Your instructions >>
Collect all lines from the listing that include the string "Click".

--- START ---

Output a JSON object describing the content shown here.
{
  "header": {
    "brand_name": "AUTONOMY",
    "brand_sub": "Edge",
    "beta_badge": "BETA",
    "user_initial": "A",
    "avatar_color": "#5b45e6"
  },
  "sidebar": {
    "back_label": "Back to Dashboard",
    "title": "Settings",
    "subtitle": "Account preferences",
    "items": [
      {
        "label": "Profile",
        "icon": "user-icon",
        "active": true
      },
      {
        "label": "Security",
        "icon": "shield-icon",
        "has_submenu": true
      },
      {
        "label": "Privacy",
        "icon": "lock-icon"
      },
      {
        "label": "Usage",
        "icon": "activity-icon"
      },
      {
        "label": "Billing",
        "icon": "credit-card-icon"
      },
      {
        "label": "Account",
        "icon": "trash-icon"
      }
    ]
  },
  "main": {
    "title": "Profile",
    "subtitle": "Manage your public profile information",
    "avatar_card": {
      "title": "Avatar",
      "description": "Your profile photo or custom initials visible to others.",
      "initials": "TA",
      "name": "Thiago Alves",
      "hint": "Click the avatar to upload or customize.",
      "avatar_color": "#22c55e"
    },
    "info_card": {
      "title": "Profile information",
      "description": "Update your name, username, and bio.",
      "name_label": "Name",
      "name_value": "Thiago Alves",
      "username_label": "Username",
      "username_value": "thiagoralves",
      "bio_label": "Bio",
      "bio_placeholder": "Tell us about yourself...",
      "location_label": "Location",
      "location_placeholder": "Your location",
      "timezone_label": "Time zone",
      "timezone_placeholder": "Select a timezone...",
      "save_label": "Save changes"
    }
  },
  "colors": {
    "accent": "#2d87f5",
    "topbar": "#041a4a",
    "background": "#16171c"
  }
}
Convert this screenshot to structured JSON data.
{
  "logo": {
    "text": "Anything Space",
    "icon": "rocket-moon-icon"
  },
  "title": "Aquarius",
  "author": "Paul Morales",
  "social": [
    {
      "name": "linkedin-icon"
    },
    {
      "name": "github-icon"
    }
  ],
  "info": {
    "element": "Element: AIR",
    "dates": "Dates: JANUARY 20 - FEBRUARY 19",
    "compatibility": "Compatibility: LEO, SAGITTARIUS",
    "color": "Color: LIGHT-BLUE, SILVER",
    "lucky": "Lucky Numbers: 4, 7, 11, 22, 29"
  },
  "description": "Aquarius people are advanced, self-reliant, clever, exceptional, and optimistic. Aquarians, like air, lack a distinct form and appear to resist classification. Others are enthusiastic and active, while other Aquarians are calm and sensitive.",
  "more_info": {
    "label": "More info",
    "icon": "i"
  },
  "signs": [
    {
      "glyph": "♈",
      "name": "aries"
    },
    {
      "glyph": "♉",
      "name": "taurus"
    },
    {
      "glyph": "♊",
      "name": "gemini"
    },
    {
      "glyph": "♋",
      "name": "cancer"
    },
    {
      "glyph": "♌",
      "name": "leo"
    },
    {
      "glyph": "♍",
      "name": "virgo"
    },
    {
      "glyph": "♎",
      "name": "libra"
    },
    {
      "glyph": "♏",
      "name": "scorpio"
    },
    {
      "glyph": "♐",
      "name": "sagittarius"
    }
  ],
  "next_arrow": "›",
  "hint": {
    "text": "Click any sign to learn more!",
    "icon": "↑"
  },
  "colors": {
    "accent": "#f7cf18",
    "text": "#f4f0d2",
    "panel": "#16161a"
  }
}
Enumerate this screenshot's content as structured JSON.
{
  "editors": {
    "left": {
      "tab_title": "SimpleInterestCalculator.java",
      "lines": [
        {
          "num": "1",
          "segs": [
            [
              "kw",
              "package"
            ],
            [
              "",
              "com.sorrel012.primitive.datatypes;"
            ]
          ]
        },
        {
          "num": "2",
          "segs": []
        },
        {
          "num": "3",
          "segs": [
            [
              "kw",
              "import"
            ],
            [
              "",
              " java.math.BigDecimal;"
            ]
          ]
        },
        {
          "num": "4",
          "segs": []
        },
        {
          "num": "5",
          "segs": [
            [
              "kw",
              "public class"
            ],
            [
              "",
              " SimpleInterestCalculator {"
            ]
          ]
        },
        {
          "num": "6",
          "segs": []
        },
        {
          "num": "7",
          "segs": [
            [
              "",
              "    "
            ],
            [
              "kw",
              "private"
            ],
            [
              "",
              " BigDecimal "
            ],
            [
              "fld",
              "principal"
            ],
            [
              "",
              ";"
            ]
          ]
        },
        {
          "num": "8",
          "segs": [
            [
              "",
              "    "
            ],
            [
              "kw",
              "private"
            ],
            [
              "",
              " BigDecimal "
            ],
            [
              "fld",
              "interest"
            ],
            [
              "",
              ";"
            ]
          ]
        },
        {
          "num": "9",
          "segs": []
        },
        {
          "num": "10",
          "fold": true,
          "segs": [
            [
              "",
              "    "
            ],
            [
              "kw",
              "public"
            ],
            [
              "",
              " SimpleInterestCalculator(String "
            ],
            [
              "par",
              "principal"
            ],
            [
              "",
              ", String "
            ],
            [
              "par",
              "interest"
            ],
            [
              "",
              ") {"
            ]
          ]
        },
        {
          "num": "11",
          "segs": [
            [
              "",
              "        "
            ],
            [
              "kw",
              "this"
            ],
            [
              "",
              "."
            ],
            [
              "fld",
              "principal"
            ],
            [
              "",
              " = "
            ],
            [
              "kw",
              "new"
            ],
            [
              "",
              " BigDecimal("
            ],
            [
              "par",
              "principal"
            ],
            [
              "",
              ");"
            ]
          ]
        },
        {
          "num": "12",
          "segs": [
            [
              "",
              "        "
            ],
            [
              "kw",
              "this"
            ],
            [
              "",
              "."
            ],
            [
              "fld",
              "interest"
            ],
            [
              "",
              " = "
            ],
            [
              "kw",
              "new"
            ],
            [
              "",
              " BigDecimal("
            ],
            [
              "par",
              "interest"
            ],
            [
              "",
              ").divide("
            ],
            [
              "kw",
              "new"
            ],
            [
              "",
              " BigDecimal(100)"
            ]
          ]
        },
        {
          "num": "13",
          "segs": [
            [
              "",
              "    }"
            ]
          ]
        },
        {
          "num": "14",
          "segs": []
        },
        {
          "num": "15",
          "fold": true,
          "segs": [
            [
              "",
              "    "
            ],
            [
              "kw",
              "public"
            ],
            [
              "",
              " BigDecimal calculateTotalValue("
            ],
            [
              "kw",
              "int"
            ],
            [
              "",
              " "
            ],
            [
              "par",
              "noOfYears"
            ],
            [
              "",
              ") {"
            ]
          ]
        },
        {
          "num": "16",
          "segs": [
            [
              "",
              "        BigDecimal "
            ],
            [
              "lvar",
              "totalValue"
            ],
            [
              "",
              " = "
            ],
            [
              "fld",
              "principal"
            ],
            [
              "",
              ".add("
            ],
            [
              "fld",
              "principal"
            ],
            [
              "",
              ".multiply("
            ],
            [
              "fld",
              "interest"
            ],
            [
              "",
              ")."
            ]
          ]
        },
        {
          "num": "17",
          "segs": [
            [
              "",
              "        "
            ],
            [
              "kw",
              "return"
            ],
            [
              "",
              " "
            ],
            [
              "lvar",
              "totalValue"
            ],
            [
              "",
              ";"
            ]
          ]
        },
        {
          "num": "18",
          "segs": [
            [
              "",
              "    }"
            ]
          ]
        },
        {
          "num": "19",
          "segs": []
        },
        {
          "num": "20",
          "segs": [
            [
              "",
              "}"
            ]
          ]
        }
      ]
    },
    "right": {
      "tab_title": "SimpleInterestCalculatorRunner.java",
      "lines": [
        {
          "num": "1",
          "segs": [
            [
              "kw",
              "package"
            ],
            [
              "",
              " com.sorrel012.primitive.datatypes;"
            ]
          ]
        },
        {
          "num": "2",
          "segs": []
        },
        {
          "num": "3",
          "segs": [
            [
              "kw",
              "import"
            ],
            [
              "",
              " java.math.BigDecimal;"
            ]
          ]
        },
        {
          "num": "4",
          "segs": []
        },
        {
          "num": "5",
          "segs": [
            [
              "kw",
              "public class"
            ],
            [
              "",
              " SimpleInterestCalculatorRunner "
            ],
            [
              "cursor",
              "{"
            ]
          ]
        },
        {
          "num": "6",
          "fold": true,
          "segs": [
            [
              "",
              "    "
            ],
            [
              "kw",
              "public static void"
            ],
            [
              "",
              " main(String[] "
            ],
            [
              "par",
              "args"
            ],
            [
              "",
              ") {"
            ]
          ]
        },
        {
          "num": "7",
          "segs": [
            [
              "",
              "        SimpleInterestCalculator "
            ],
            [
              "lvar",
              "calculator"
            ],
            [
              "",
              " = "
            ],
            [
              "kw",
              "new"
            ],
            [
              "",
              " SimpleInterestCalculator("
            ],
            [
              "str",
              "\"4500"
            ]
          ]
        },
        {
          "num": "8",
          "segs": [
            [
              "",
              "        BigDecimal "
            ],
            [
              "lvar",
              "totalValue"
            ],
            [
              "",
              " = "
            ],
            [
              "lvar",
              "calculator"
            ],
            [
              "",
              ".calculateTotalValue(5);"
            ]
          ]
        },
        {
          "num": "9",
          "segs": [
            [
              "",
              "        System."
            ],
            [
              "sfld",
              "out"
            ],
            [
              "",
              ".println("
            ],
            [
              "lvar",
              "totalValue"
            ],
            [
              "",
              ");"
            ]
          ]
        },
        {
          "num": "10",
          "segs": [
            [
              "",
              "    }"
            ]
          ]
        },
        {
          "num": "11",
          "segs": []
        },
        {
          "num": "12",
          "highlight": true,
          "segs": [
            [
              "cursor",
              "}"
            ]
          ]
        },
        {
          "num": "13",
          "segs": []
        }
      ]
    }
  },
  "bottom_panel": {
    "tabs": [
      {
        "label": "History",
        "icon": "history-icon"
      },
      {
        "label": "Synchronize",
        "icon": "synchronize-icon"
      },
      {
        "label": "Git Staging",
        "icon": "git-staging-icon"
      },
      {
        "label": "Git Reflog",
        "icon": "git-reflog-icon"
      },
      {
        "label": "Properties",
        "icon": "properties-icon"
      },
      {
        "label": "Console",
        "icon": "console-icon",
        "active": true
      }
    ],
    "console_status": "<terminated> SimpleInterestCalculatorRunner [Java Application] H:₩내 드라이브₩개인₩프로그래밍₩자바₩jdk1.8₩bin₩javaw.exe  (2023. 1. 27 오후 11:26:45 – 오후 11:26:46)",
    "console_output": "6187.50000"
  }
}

--- END ---

Task answer >>
      "hint": "Click the avatar to upload or customize.",
    "text": "Click any sign to learn more!",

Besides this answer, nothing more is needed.